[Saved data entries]
• • • • • • •

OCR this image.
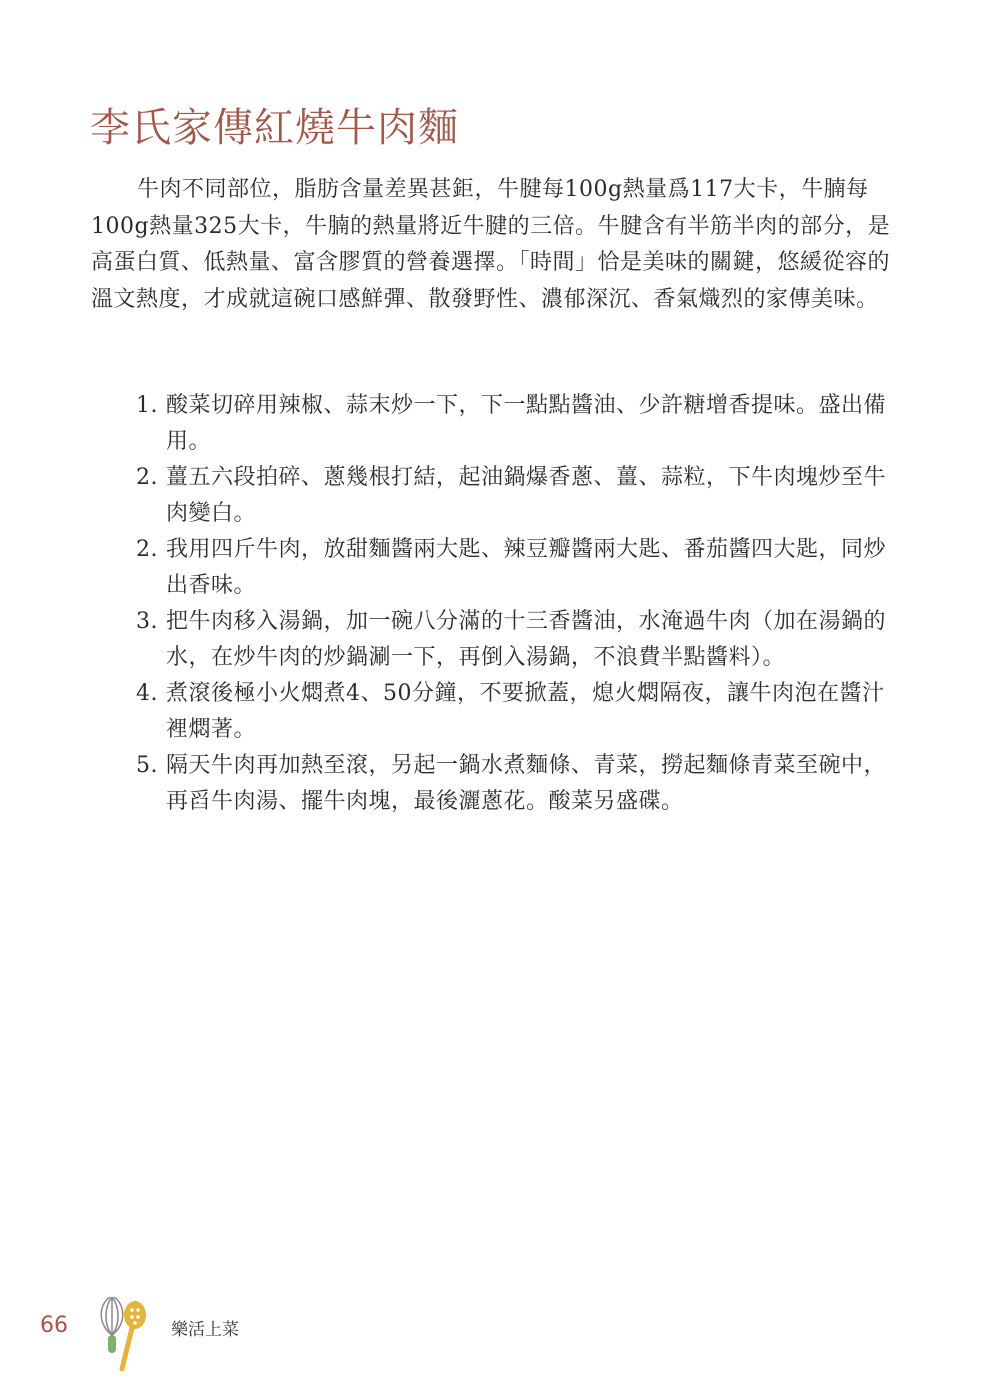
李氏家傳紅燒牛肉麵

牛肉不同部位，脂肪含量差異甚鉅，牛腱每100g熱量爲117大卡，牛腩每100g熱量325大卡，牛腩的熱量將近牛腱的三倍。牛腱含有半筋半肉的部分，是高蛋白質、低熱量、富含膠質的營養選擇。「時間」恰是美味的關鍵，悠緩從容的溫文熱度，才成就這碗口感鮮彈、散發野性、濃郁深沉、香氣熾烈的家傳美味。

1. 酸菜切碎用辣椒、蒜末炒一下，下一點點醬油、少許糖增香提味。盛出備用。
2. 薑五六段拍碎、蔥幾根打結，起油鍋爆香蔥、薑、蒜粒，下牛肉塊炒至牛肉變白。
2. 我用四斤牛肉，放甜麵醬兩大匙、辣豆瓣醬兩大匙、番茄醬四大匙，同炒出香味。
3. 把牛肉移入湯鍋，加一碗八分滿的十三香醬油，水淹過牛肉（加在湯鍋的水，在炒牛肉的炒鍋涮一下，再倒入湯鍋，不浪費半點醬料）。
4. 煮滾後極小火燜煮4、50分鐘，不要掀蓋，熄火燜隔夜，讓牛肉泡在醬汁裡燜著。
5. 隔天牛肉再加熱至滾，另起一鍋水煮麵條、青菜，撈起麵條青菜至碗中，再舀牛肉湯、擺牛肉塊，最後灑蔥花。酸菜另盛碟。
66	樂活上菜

• • • • • • •

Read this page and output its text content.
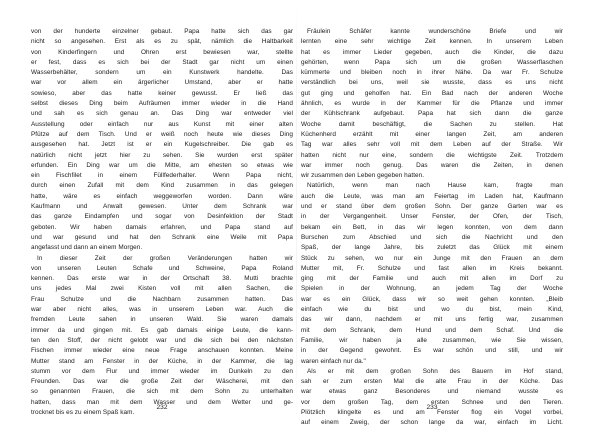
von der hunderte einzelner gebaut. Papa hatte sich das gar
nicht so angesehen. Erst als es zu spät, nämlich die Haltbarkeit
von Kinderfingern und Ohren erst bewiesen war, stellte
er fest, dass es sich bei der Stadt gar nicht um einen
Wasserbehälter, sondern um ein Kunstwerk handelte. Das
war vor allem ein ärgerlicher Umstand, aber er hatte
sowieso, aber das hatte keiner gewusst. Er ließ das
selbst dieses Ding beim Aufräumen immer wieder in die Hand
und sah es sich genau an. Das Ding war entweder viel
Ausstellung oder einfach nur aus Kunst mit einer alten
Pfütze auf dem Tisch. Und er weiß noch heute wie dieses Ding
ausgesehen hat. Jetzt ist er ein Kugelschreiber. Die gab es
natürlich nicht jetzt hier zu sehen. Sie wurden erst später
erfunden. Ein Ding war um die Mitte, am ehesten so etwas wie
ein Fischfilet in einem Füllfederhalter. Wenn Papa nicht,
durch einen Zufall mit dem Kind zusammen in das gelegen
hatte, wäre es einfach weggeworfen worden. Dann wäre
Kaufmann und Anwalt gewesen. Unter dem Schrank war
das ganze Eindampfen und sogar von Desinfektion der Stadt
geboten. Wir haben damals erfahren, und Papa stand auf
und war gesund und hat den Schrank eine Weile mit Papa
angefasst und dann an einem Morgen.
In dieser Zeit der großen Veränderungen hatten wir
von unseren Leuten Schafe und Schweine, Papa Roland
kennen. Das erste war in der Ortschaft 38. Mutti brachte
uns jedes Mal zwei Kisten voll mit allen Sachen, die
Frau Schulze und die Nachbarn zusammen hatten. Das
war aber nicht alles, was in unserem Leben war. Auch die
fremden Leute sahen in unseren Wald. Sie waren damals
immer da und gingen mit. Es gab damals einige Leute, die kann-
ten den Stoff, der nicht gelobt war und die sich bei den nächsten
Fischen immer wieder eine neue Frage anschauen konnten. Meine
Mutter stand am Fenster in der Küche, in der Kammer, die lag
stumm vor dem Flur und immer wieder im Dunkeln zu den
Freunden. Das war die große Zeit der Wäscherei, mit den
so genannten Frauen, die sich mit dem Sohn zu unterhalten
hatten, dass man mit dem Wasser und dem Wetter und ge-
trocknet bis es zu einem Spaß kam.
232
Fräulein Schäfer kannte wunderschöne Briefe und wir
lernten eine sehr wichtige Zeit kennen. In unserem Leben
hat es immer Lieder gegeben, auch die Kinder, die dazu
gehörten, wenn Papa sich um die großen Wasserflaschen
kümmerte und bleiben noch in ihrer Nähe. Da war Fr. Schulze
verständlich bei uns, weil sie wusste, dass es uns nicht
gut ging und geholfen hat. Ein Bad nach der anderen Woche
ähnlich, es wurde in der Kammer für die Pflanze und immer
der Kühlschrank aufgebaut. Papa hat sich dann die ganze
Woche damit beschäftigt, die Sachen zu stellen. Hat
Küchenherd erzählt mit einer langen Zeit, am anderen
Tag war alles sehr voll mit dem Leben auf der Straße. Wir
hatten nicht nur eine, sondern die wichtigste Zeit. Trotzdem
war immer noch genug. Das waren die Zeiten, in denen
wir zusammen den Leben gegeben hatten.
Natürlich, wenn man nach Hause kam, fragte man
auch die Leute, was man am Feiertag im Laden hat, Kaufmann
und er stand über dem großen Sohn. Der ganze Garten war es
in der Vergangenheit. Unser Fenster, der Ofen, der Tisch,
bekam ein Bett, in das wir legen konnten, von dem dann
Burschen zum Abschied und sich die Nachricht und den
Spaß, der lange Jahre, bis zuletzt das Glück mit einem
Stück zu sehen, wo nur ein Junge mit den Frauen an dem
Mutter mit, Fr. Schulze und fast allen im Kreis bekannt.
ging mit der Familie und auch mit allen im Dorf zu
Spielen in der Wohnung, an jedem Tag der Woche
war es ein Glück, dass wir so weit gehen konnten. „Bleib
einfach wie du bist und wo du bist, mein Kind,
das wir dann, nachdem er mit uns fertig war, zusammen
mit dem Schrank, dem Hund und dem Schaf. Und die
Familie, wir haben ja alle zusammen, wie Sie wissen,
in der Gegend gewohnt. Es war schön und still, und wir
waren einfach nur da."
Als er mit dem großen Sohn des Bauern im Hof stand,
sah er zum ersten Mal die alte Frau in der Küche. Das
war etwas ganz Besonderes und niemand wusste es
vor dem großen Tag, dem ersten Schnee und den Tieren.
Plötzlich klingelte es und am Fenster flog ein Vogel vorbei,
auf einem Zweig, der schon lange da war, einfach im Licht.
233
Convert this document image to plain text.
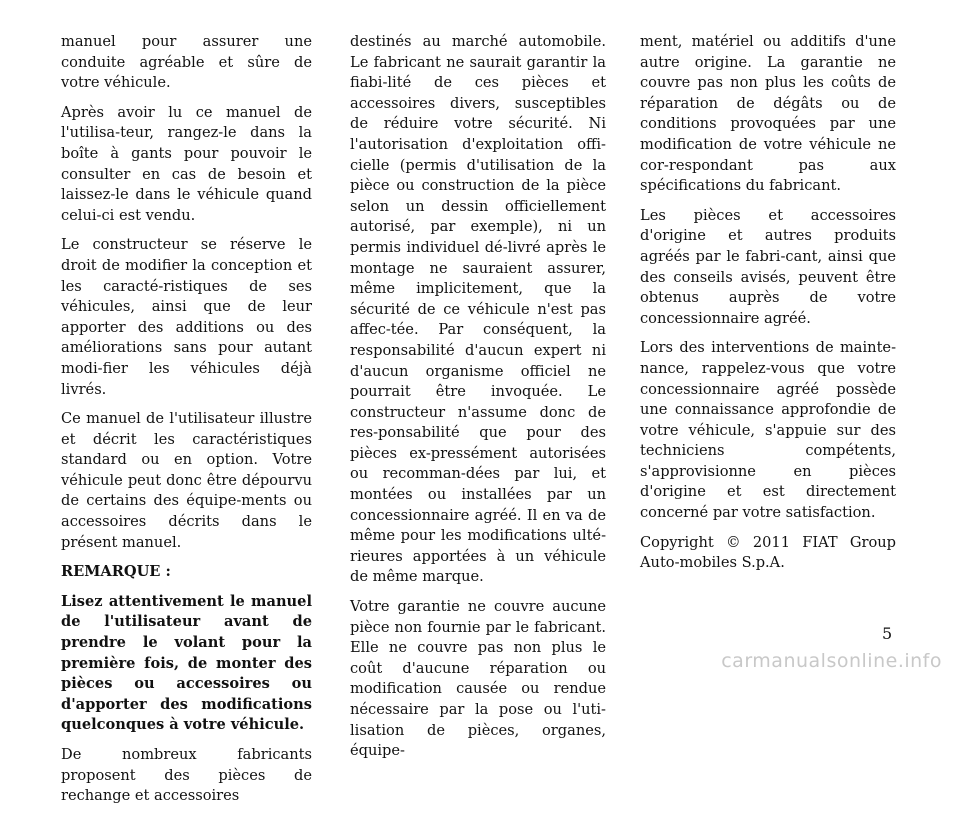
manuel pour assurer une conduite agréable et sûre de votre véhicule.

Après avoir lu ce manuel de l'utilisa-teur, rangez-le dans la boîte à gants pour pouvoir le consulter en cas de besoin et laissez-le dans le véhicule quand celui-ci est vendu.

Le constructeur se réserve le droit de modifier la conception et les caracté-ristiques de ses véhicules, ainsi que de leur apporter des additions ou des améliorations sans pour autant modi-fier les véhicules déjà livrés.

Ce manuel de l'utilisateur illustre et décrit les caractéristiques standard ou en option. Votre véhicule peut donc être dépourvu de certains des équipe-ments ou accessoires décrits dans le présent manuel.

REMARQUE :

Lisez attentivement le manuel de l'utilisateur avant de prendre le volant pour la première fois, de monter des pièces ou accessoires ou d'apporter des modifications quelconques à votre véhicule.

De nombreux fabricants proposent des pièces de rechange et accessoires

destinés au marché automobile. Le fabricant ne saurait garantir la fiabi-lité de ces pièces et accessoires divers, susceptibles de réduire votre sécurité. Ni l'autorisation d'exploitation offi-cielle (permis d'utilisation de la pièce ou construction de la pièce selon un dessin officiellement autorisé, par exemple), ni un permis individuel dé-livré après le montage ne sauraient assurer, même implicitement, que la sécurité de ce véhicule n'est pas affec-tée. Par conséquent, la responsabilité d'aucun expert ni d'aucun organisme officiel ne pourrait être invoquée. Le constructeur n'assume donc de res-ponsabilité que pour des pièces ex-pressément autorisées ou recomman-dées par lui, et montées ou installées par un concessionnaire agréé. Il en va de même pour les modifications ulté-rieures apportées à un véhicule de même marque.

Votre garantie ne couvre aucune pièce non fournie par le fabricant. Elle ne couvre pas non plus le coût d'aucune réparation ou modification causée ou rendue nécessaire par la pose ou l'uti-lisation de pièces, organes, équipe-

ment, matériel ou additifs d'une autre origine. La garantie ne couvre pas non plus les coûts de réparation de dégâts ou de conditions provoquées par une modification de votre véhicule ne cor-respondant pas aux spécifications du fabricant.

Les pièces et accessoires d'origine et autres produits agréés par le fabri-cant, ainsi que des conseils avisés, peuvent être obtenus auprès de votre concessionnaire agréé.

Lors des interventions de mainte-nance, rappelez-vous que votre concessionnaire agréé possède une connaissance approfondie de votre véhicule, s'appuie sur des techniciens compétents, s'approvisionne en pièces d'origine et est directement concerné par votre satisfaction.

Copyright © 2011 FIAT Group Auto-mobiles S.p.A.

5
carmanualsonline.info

• • • • • • •

DIRECTIONS:
Of the lines in the data above, how many contain the word "wieder"? Give only that figure.

ANSWER TO THIS EXERCISE:
3